» Task goal
Repeat exactly each line of the data provided below.

(Stored entries)

══════════════════════════════

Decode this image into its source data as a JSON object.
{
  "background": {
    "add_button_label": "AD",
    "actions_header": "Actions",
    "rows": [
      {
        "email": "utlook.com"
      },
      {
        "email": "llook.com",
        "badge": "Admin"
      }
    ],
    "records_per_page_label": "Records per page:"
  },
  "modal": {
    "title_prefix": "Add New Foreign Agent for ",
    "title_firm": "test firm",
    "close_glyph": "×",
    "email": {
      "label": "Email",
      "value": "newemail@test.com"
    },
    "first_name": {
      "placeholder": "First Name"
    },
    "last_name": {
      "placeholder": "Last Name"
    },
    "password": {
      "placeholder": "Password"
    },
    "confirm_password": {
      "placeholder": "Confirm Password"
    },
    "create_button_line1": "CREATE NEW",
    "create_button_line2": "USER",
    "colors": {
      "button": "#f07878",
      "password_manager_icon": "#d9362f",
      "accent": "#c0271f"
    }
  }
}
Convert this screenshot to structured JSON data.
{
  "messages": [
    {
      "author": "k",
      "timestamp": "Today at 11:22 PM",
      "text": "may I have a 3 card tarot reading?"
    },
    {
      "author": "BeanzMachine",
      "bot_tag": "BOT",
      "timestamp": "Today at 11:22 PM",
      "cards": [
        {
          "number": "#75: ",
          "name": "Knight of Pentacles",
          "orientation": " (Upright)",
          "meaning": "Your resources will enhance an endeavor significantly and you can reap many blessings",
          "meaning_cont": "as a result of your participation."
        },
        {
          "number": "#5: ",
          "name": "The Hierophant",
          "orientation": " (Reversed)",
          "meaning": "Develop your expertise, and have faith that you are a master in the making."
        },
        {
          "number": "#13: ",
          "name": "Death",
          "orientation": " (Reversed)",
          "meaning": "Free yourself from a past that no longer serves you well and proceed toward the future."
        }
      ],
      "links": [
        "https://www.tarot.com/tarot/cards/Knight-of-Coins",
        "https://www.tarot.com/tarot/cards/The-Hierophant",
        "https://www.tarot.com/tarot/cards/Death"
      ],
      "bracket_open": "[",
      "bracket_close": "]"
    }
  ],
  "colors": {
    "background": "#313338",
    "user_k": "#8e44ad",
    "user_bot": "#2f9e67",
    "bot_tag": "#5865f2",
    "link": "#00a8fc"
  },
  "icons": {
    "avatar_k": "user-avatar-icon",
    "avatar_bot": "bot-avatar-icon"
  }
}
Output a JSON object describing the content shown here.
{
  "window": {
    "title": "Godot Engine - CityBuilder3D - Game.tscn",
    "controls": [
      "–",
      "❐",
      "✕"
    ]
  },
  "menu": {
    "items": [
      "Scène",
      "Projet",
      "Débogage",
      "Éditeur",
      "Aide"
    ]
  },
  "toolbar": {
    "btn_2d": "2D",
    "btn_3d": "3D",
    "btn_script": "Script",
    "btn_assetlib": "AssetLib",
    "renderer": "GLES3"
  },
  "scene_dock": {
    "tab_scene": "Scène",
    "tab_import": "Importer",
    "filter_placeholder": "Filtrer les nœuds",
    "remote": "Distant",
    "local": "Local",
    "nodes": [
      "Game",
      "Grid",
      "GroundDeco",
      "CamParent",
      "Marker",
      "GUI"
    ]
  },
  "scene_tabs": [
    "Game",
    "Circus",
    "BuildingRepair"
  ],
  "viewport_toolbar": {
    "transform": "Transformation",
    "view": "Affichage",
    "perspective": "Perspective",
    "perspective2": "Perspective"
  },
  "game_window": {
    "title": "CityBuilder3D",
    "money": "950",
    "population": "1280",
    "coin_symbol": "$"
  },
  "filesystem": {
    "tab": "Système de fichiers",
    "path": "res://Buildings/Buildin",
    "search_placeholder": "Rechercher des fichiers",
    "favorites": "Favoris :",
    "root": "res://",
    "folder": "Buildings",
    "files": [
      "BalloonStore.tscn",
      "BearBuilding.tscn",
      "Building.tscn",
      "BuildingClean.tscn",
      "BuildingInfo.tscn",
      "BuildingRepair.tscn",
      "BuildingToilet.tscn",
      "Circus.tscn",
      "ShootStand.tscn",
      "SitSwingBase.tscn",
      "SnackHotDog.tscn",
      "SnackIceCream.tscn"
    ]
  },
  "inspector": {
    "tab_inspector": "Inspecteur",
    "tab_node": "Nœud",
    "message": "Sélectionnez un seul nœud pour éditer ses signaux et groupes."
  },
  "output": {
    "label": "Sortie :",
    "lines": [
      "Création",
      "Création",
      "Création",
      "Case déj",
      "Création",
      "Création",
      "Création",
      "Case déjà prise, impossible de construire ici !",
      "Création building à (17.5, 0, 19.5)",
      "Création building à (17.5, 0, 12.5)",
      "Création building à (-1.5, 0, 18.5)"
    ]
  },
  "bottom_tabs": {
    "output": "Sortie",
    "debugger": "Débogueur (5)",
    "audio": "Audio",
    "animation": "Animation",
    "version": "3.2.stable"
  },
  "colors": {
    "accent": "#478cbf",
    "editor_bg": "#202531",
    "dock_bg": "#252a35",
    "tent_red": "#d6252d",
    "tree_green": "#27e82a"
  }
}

══════════════════════════════

» Problem solution
Decode this image into its source data as a JSON object.
{
  "background": {
    "add_button_label": "AD",
    "actions_header": "Actions",
    "rows": [
      {
        "email": "utlook.com"
      },
      {
        "email": "llook.com",
        "badge": "Admin"
      }
    ],
    "records_per_page_label": "Records per page:"
  },
  "modal": {
    "title_prefix": "Add New Foreign Agent for ",
    "title_firm": "test firm",
    "close_glyph": "×",
    "email": {
      "label": "Email",
      "value": "newemail@test.com"
    },
    "first_name": {
      "placeholder": "First Name"
    },
    "last_name": {
      "placeholder": "Last Name"
    },
    "password": {
      "placeholder": "Password"
    },
    "confirm_password": {
      "placeholder": "Confirm Password"
    },
    "create_button_line1": "CREATE NEW",
    "create_button_line2": "USER",
    "colors": {
      "button": "#f07878",
      "password_manager_icon": "#d9362f",
      "accent": "#c0271f"
    }
  }
}
Convert this screenshot to structured JSON data.
{
  "messages": [
    {
      "author": "k",
      "timestamp": "Today at 11:22 PM",
      "text": "may I have a 3 card tarot reading?"
    },
    {
      "author": "BeanzMachine",
      "bot_tag": "BOT",
      "timestamp": "Today at 11:22 PM",
      "cards": [
        {
          "number": "#75: ",
          "name": "Knight of Pentacles",
          "orientation": " (Upright)",
          "meaning": "Your resources will enhance an endeavor significantly and you can reap many blessings",
          "meaning_cont": "as a result of your participation."
        },
        {
          "number": "#5: ",
          "name": "The Hierophant",
          "orientation": " (Reversed)",
          "meaning": "Develop your expertise, and have faith that you are a master in the making."
        },
        {
          "number": "#13: ",
          "name": "Death",
          "orientation": " (Reversed)",
          "meaning": "Free yourself from a past that no longer serves you well and proceed toward the future."
        }
      ],
      "links": [
        "https://www.tarot.com/tarot/cards/Knight-of-Coins",
        "https://www.tarot.com/tarot/cards/The-Hierophant",
        "https://www.tarot.com/tarot/cards/Death"
      ],
      "bracket_open": "[",
      "bracket_close": "]"
    }
  ],
  "colors": {
    "background": "#313338",
    "user_k": "#8e44ad",
    "user_bot": "#2f9e67",
    "bot_tag": "#5865f2",
    "link": "#00a8fc"
  },
  "icons": {
    "avatar_k": "user-avatar-icon",
    "avatar_bot": "bot-avatar-icon"
  }
}
Output a JSON object describing the content shown here.
{
  "window": {
    "title": "Godot Engine - CityBuilder3D - Game.tscn",
    "controls": [
      "–",
      "❐",
      "✕"
    ]
  },
  "menu": {
    "items": [
      "Scène",
      "Projet",
      "Débogage",
      "Éditeur",
      "Aide"
    ]
  },
  "toolbar": {
    "btn_2d": "2D",
    "btn_3d": "3D",
    "btn_script": "Script",
    "btn_assetlib": "AssetLib",
    "renderer": "GLES3"
  },
  "scene_dock": {
    "tab_scene": "Scène",
    "tab_import": "Importer",
    "filter_placeholder": "Filtrer les nœuds",
    "remote": "Distant",
    "local": "Local",
    "nodes": [
      "Game",
      "Grid",
      "GroundDeco",
      "CamParent",
      "Marker",
      "GUI"
    ]
  },
  "scene_tabs": [
    "Game",
    "Circus",
    "BuildingRepair"
  ],
  "viewport_toolbar": {
    "transform": "Transformation",
    "view": "Affichage",
    "perspective": "Perspective",
    "perspective2": "Perspective"
  },
  "game_window": {
    "title": "CityBuilder3D",
    "money": "950",
    "population": "1280",
    "coin_symbol": "$"
  },
  "filesystem": {
    "tab": "Système de fichiers",
    "path": "res://Buildings/Buildin",
    "search_placeholder": "Rechercher des fichiers",
    "favorites": "Favoris :",
    "root": "res://",
    "folder": "Buildings",
    "files": [
      "BalloonStore.tscn",
      "BearBuilding.tscn",
      "Building.tscn",
      "BuildingClean.tscn",
      "BuildingInfo.tscn",
      "BuildingRepair.tscn",
      "BuildingToilet.tscn",
      "Circus.tscn",
      "ShootStand.tscn",
      "SitSwingBase.tscn",
      "SnackHotDog.tscn",
      "SnackIceCream.tscn"
    ]
  },
  "inspector": {
    "tab_inspector": "Inspecteur",
    "tab_node": "Nœud",
    "message": "Sélectionnez un seul nœud pour éditer ses signaux et groupes."
  },
  "output": {
    "label": "Sortie :",
    "lines": [
      "Création",
      "Création",
      "Création",
      "Case déj",
      "Création",
      "Création",
      "Création",
      "Case déjà prise, impossible de construire ici !",
      "Création building à (17.5, 0, 19.5)",
      "Création building à (17.5, 0, 12.5)",
      "Création building à (-1.5, 0, 18.5)"
    ]
  },
  "bottom_tabs": {
    "output": "Sortie",
    "debugger": "Débogueur (5)",
    "audio": "Audio",
    "animation": "Animation",
    "version": "3.2.stable"
  },
  "colors": {
    "accent": "#478cbf",
    "editor_bg": "#202531",
    "dock_bg": "#252a35",
    "tent_red": "#d6252d",
    "tree_green": "#27e82a"
  }
}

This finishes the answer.